RAW RECORDS:
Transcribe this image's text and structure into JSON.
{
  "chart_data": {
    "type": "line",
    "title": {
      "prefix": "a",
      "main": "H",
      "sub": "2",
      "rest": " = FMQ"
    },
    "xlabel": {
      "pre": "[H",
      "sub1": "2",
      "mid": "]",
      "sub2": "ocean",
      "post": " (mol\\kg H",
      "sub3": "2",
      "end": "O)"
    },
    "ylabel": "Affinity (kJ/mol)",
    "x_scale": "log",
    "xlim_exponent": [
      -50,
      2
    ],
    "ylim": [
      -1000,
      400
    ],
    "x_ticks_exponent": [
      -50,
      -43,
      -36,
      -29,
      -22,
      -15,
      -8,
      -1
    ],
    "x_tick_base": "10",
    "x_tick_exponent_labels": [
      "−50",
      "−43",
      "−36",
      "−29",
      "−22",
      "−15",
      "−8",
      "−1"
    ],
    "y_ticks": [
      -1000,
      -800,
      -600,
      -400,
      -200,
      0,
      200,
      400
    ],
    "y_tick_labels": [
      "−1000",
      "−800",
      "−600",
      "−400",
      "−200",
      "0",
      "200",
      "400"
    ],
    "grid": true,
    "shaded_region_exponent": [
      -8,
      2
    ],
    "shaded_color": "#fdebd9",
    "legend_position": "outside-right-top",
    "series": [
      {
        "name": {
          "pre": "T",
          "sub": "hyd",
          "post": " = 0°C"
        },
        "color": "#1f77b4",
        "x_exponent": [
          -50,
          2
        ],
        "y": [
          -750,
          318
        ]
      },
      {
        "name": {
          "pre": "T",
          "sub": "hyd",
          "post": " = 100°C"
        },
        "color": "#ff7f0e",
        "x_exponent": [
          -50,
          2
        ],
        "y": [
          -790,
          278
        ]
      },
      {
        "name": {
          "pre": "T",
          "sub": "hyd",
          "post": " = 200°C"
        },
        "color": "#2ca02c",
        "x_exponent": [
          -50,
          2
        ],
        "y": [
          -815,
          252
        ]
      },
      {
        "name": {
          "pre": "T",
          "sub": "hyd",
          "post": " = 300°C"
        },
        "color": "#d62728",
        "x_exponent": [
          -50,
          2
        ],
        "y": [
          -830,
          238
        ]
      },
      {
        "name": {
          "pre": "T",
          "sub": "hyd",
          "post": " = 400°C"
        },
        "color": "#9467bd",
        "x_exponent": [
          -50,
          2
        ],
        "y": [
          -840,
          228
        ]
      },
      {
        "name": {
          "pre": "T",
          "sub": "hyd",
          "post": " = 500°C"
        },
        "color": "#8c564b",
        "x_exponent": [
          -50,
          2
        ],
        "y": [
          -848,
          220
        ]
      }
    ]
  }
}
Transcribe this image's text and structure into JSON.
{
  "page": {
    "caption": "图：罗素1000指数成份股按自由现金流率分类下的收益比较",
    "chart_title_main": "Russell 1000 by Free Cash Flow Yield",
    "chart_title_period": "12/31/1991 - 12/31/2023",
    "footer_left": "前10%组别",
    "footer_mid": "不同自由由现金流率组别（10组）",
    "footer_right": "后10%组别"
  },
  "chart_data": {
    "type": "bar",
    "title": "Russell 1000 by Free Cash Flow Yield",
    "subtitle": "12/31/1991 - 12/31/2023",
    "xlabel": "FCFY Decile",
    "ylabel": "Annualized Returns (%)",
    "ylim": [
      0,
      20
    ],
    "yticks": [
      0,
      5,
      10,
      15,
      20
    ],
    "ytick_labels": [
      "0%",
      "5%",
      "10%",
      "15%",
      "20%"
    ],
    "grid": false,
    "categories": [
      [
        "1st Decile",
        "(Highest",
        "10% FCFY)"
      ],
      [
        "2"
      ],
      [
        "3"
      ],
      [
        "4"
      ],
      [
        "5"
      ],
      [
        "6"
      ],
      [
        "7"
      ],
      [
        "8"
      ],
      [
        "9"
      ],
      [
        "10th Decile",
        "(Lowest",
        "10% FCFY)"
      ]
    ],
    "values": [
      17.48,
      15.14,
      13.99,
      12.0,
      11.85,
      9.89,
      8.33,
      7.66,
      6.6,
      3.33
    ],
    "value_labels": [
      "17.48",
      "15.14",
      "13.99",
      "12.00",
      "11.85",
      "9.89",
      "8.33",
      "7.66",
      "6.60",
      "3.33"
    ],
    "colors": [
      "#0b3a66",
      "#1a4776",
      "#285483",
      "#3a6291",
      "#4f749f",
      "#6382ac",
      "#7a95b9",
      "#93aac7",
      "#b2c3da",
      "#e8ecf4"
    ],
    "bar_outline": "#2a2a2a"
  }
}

TASK REQUIREMENTS:
Give back the whole listing exactly as it reads.

EXERCISE RESULT:
Transcribe this image's text and structure into JSON.
{
  "chart_data": {
    "type": "line",
    "title": {
      "prefix": "a",
      "main": "H",
      "sub": "2",
      "rest": " = FMQ"
    },
    "xlabel": {
      "pre": "[H",
      "sub1": "2",
      "mid": "]",
      "sub2": "ocean",
      "post": " (mol\\kg H",
      "sub3": "2",
      "end": "O)"
    },
    "ylabel": "Affinity (kJ/mol)",
    "x_scale": "log",
    "xlim_exponent": [
      -50,
      2
    ],
    "ylim": [
      -1000,
      400
    ],
    "x_ticks_exponent": [
      -50,
      -43,
      -36,
      -29,
      -22,
      -15,
      -8,
      -1
    ],
    "x_tick_base": "10",
    "x_tick_exponent_labels": [
      "−50",
      "−43",
      "−36",
      "−29",
      "−22",
      "−15",
      "−8",
      "−1"
    ],
    "y_ticks": [
      -1000,
      -800,
      -600,
      -400,
      -200,
      0,
      200,
      400
    ],
    "y_tick_labels": [
      "−1000",
      "−800",
      "−600",
      "−400",
      "−200",
      "0",
      "200",
      "400"
    ],
    "grid": true,
    "shaded_region_exponent": [
      -8,
      2
    ],
    "shaded_color": "#fdebd9",
    "legend_position": "outside-right-top",
    "series": [
      {
        "name": {
          "pre": "T",
          "sub": "hyd",
          "post": " = 0°C"
        },
        "color": "#1f77b4",
        "x_exponent": [
          -50,
          2
        ],
        "y": [
          -750,
          318
        ]
      },
      {
        "name": {
          "pre": "T",
          "sub": "hyd",
          "post": " = 100°C"
        },
        "color": "#ff7f0e",
        "x_exponent": [
          -50,
          2
        ],
        "y": [
          -790,
          278
        ]
      },
      {
        "name": {
          "pre": "T",
          "sub": "hyd",
          "post": " = 200°C"
        },
        "color": "#2ca02c",
        "x_exponent": [
          -50,
          2
        ],
        "y": [
          -815,
          252
        ]
      },
      {
        "name": {
          "pre": "T",
          "sub": "hyd",
          "post": " = 300°C"
        },
        "color": "#d62728",
        "x_exponent": [
          -50,
          2
        ],
        "y": [
          -830,
          238
        ]
      },
      {
        "name": {
          "pre": "T",
          "sub": "hyd",
          "post": " = 400°C"
        },
        "color": "#9467bd",
        "x_exponent": [
          -50,
          2
        ],
        "y": [
          -840,
          228
        ]
      },
      {
        "name": {
          "pre": "T",
          "sub": "hyd",
          "post": " = 500°C"
        },
        "color": "#8c564b",
        "x_exponent": [
          -50,
          2
        ],
        "y": [
          -848,
          220
        ]
      }
    ]
  }
}
Transcribe this image's text and structure into JSON.
{
  "page": {
    "caption": "图：罗素1000指数成份股按自由现金流率分类下的收益比较",
    "chart_title_main": "Russell 1000 by Free Cash Flow Yield",
    "chart_title_period": "12/31/1991 - 12/31/2023",
    "footer_left": "前10%组别",
    "footer_mid": "不同自由由现金流率组别（10组）",
    "footer_right": "后10%组别"
  },
  "chart_data": {
    "type": "bar",
    "title": "Russell 1000 by Free Cash Flow Yield",
    "subtitle": "12/31/1991 - 12/31/2023",
    "xlabel": "FCFY Decile",
    "ylabel": "Annualized Returns (%)",
    "ylim": [
      0,
      20
    ],
    "yticks": [
      0,
      5,
      10,
      15,
      20
    ],
    "ytick_labels": [
      "0%",
      "5%",
      "10%",
      "15%",
      "20%"
    ],
    "grid": false,
    "categories": [
      [
        "1st Decile",
        "(Highest",
        "10% FCFY)"
      ],
      [
        "2"
      ],
      [
        "3"
      ],
      [
        "4"
      ],
      [
        "5"
      ],
      [
        "6"
      ],
      [
        "7"
      ],
      [
        "8"
      ],
      [
        "9"
      ],
      [
        "10th Decile",
        "(Lowest",
        "10% FCFY)"
      ]
    ],
    "values": [
      17.48,
      15.14,
      13.99,
      12.0,
      11.85,
      9.89,
      8.33,
      7.66,
      6.6,
      3.33
    ],
    "value_labels": [
      "17.48",
      "15.14",
      "13.99",
      "12.00",
      "11.85",
      "9.89",
      "8.33",
      "7.66",
      "6.60",
      "3.33"
    ],
    "colors": [
      "#0b3a66",
      "#1a4776",
      "#285483",
      "#3a6291",
      "#4f749f",
      "#6382ac",
      "#7a95b9",
      "#93aac7",
      "#b2c3da",
      "#e8ecf4"
    ],
    "bar_outline": "#2a2a2a"
  }
}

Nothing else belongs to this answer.